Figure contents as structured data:
+--
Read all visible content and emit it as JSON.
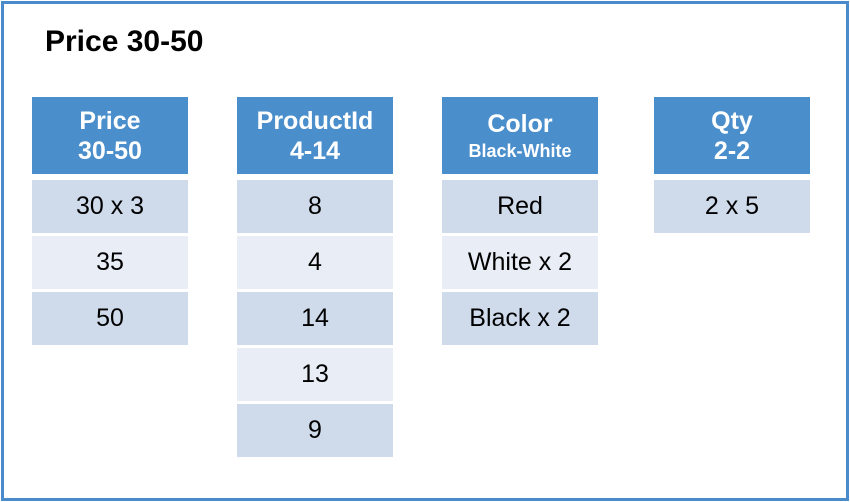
{
  "title": "Price 30-50",
  "colors": {
    "border": "#4a8ccb",
    "header": "#4a8ecb",
    "row_dark": "#cfdaeb",
    "row_light": "#e8edf6"
  },
  "columns": [
    {
      "name": "Price",
      "range": "30-50",
      "values": [
        "30 x 3",
        "35",
        "50"
      ]
    },
    {
      "name": "ProductId",
      "range": "4-14",
      "values": [
        "8",
        "4",
        "14",
        "13",
        "9"
      ]
    },
    {
      "name": "Color",
      "range": "Black-White",
      "values": [
        "Red",
        "White x 2",
        "Black x 2"
      ]
    },
    {
      "name": "Qty",
      "range": "2-2",
      "values": [
        "2 x 5"
      ]
    }
  ]
}
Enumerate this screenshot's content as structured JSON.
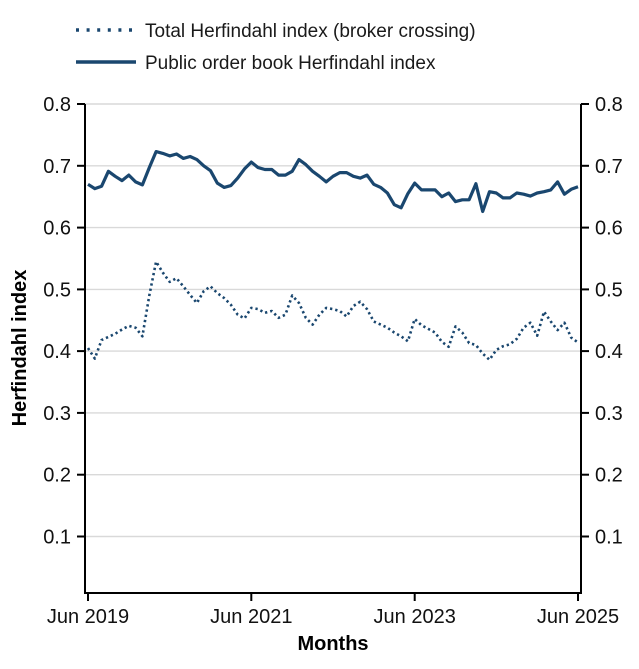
{
  "colors": {
    "line": "#1a476f",
    "grid": "#d9d9d9",
    "axis": "#000000",
    "background": "#ffffff",
    "text": "#111111"
  },
  "chart_data": {
    "type": "line",
    "title": "",
    "xlabel": "Months",
    "ylabel": "Herfindahl index",
    "ylim": [
      0,
      0.8
    ],
    "grid": "horizontal",
    "legend_position": "top-left",
    "dual_y_axis": true,
    "yticks": [
      0.1,
      0.2,
      0.3,
      0.4,
      0.5,
      0.6,
      0.7,
      0.8
    ],
    "ytick_labels": [
      "0.1",
      "0.2",
      "0.3",
      "0.4",
      "0.5",
      "0.6",
      "0.7",
      "0.8"
    ],
    "x_unit": "month",
    "x_start": "Jun 2019",
    "x_end": "Jun 2025",
    "xtick_labels": [
      "Jun 2019",
      "Jun 2021",
      "Jun 2023",
      "Jun 2025"
    ],
    "xtick_month_index": [
      0,
      24,
      48,
      72
    ],
    "series": [
      {
        "name": "Total Herfindahl index (broker crossing)",
        "style": "dotted",
        "color": "#1a476f",
        "values": [
          0.405,
          0.388,
          0.418,
          0.423,
          0.428,
          0.435,
          0.441,
          0.438,
          0.424,
          0.49,
          0.545,
          0.527,
          0.512,
          0.518,
          0.505,
          0.491,
          0.478,
          0.497,
          0.505,
          0.494,
          0.486,
          0.475,
          0.459,
          0.453,
          0.47,
          0.468,
          0.462,
          0.465,
          0.454,
          0.459,
          0.49,
          0.478,
          0.454,
          0.443,
          0.459,
          0.47,
          0.468,
          0.465,
          0.456,
          0.473,
          0.48,
          0.468,
          0.448,
          0.443,
          0.438,
          0.43,
          0.424,
          0.416,
          0.452,
          0.442,
          0.436,
          0.43,
          0.415,
          0.407,
          0.44,
          0.43,
          0.413,
          0.41,
          0.396,
          0.386,
          0.402,
          0.408,
          0.411,
          0.42,
          0.438,
          0.446,
          0.425,
          0.464,
          0.448,
          0.434,
          0.446,
          0.422,
          0.414
        ]
      },
      {
        "name": "Public order book Herfindahl index",
        "style": "solid",
        "color": "#1a476f",
        "values": [
          0.67,
          0.663,
          0.667,
          0.691,
          0.683,
          0.676,
          0.685,
          0.674,
          0.669,
          0.697,
          0.723,
          0.72,
          0.716,
          0.719,
          0.712,
          0.715,
          0.71,
          0.7,
          0.692,
          0.672,
          0.665,
          0.668,
          0.68,
          0.695,
          0.706,
          0.697,
          0.694,
          0.694,
          0.685,
          0.685,
          0.691,
          0.71,
          0.702,
          0.691,
          0.683,
          0.674,
          0.683,
          0.689,
          0.689,
          0.683,
          0.68,
          0.685,
          0.67,
          0.665,
          0.656,
          0.637,
          0.632,
          0.655,
          0.672,
          0.661,
          0.661,
          0.661,
          0.65,
          0.656,
          0.642,
          0.645,
          0.645,
          0.671,
          0.626,
          0.658,
          0.656,
          0.648,
          0.648,
          0.656,
          0.654,
          0.651,
          0.656,
          0.658,
          0.661,
          0.674,
          0.654,
          0.662,
          0.666
        ]
      }
    ]
  }
}
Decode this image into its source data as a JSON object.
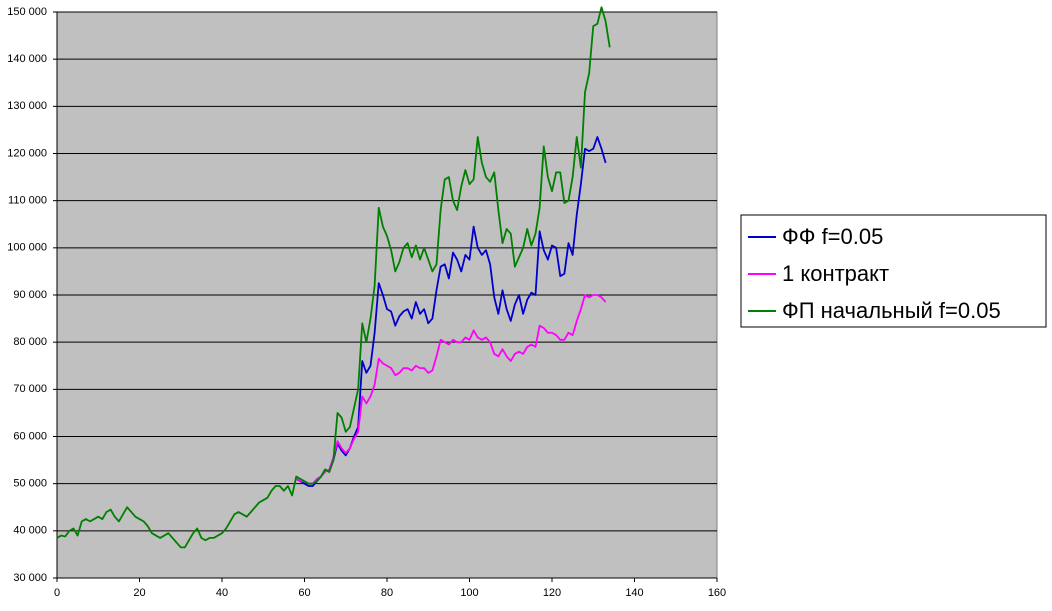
{
  "chart_data": {
    "type": "line",
    "x": [
      0,
      1,
      2,
      3,
      4,
      5,
      6,
      7,
      8,
      9,
      10,
      11,
      12,
      13,
      14,
      15,
      16,
      17,
      18,
      19,
      20,
      21,
      22,
      23,
      24,
      25,
      26,
      27,
      28,
      29,
      30,
      31,
      32,
      33,
      34,
      35,
      36,
      37,
      38,
      39,
      40,
      41,
      42,
      43,
      44,
      45,
      46,
      47,
      48,
      49,
      50,
      51,
      52,
      53,
      54,
      55,
      56,
      57,
      58,
      59,
      60,
      61,
      62,
      63,
      64,
      65,
      66,
      67,
      68,
      69,
      70,
      71,
      72,
      73,
      74,
      75,
      76,
      77,
      78,
      79,
      80,
      81,
      82,
      83,
      84,
      85,
      86,
      87,
      88,
      89,
      90,
      91,
      92,
      93,
      94,
      95,
      96,
      97,
      98,
      99,
      100,
      101,
      102,
      103,
      104,
      105,
      106,
      107,
      108,
      109,
      110,
      111,
      112,
      113,
      114,
      115,
      116,
      117,
      118,
      119,
      120,
      121,
      122,
      123,
      124,
      125,
      126,
      127,
      128,
      129,
      130,
      131,
      132,
      133,
      134
    ],
    "series": [
      {
        "name": "ФФ f=0.05",
        "color": "#0000cc",
        "values": [
          null,
          null,
          null,
          null,
          null,
          null,
          null,
          null,
          null,
          null,
          null,
          null,
          null,
          null,
          null,
          null,
          null,
          null,
          null,
          null,
          null,
          null,
          null,
          null,
          null,
          null,
          null,
          null,
          null,
          null,
          null,
          null,
          null,
          null,
          null,
          null,
          null,
          null,
          null,
          null,
          null,
          null,
          null,
          null,
          null,
          null,
          null,
          null,
          null,
          null,
          null,
          null,
          null,
          null,
          null,
          null,
          null,
          null,
          51000,
          50500,
          50000,
          49500,
          49500,
          50500,
          51500,
          53000,
          52500,
          55000,
          58500,
          57000,
          56000,
          57500,
          60000,
          62000,
          76000,
          73500,
          75000,
          82000,
          92500,
          90000,
          87000,
          86500,
          83500,
          85500,
          86500,
          87000,
          85000,
          88500,
          86000,
          87000,
          84000,
          85000,
          91000,
          96000,
          96500,
          93500,
          99000,
          97500,
          95000,
          98500,
          97500,
          104500,
          100000,
          98500,
          99500,
          96500,
          89500,
          86000,
          91000,
          87000,
          84500,
          88000,
          90000,
          86000,
          89000,
          90500,
          90000,
          103500,
          99500,
          97500,
          100500,
          100000,
          94000,
          94500,
          101000,
          98500,
          107000,
          113500,
          121000,
          120500,
          121000,
          123500,
          121000,
          118000,
          null
        ]
      },
      {
        "name": "1 контракт",
        "color": "#ff00ff",
        "values": [
          null,
          null,
          null,
          null,
          null,
          null,
          null,
          null,
          null,
          null,
          null,
          null,
          null,
          null,
          null,
          null,
          null,
          null,
          null,
          null,
          null,
          null,
          null,
          null,
          null,
          null,
          null,
          null,
          null,
          null,
          null,
          null,
          null,
          null,
          null,
          null,
          null,
          null,
          null,
          null,
          null,
          null,
          null,
          null,
          null,
          null,
          null,
          null,
          null,
          null,
          null,
          null,
          null,
          null,
          null,
          null,
          null,
          null,
          51000,
          50500,
          50500,
          50000,
          50000,
          51000,
          51500,
          52500,
          53000,
          55500,
          59000,
          57500,
          56500,
          57500,
          59500,
          61000,
          68500,
          67000,
          68500,
          71000,
          76500,
          75500,
          75000,
          74500,
          73000,
          73500,
          74500,
          74500,
          74000,
          75000,
          74500,
          74500,
          73500,
          74000,
          77000,
          80500,
          80000,
          79500,
          80500,
          80000,
          80000,
          81000,
          80500,
          82500,
          81000,
          80500,
          81000,
          80000,
          77500,
          77000,
          78500,
          77000,
          76000,
          77500,
          78000,
          77500,
          79000,
          79500,
          79000,
          83500,
          83000,
          82000,
          82000,
          81500,
          80500,
          80500,
          82000,
          81500,
          84500,
          87000,
          90000,
          89500,
          90000,
          90000,
          89500,
          88500,
          null
        ]
      },
      {
        "name": "ФП начальный f=0.05",
        "color": "#008000",
        "values": [
          38500,
          39000,
          38800,
          40000,
          40500,
          39000,
          42000,
          42500,
          42000,
          42500,
          43000,
          42500,
          44000,
          44500,
          43000,
          42000,
          43500,
          45000,
          44000,
          43000,
          42500,
          42000,
          41000,
          39500,
          39000,
          38500,
          39000,
          39500,
          38500,
          37500,
          36500,
          36500,
          38000,
          39500,
          40500,
          38500,
          38000,
          38500,
          38500,
          39000,
          39500,
          40500,
          42000,
          43500,
          44000,
          43500,
          43000,
          44000,
          45000,
          46000,
          46500,
          47000,
          48500,
          49500,
          49500,
          48500,
          49500,
          47500,
          51500,
          51000,
          50500,
          50000,
          50000,
          50500,
          51500,
          53000,
          52500,
          55000,
          65000,
          64000,
          61000,
          62000,
          66000,
          70000,
          84000,
          80000,
          85000,
          92000,
          108500,
          104500,
          102500,
          99500,
          95000,
          97000,
          100000,
          101000,
          98000,
          100500,
          97500,
          100000,
          97500,
          95000,
          96500,
          108000,
          114500,
          115000,
          110000,
          108000,
          113000,
          116500,
          113500,
          114500,
          123500,
          118000,
          115000,
          114000,
          116000,
          108000,
          101000,
          104000,
          103000,
          96000,
          98000,
          100000,
          104000,
          100500,
          103000,
          108500,
          121500,
          115000,
          112000,
          116000,
          116000,
          109500,
          110000,
          115000,
          123500,
          117000,
          133000,
          137000,
          147000,
          147500,
          151000,
          148000,
          142500
        ]
      }
    ],
    "xlim": [
      0,
      160
    ],
    "xticks": [
      0,
      20,
      40,
      60,
      80,
      100,
      120,
      140,
      160
    ],
    "ylim": [
      30000,
      150000
    ],
    "yticks": [
      {
        "value": 30000,
        "label": "30 000"
      },
      {
        "value": 40000,
        "label": "40 000"
      },
      {
        "value": 50000,
        "label": "50 000"
      },
      {
        "value": 60000,
        "label": "60 000"
      },
      {
        "value": 70000,
        "label": "70 000"
      },
      {
        "value": 80000,
        "label": "80 000"
      },
      {
        "value": 90000,
        "label": "90 000"
      },
      {
        "value": 100000,
        "label": "100 000"
      },
      {
        "value": 110000,
        "label": "110 000"
      },
      {
        "value": 120000,
        "label": "120 000"
      },
      {
        "value": 130000,
        "label": "130 000"
      },
      {
        "value": 140000,
        "label": "140 000"
      },
      {
        "value": 150000,
        "label": "150 000"
      }
    ],
    "grid": true,
    "legend": "right"
  }
}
+--
WHAT THIS TASK INVOLVES:
Pull out every line of the records above that contains the word "range".

WRITTEN ANSWER:
      "range": "30-50",
      "range": "4-14",
      "range": "Black-White",
      "range": "2-2",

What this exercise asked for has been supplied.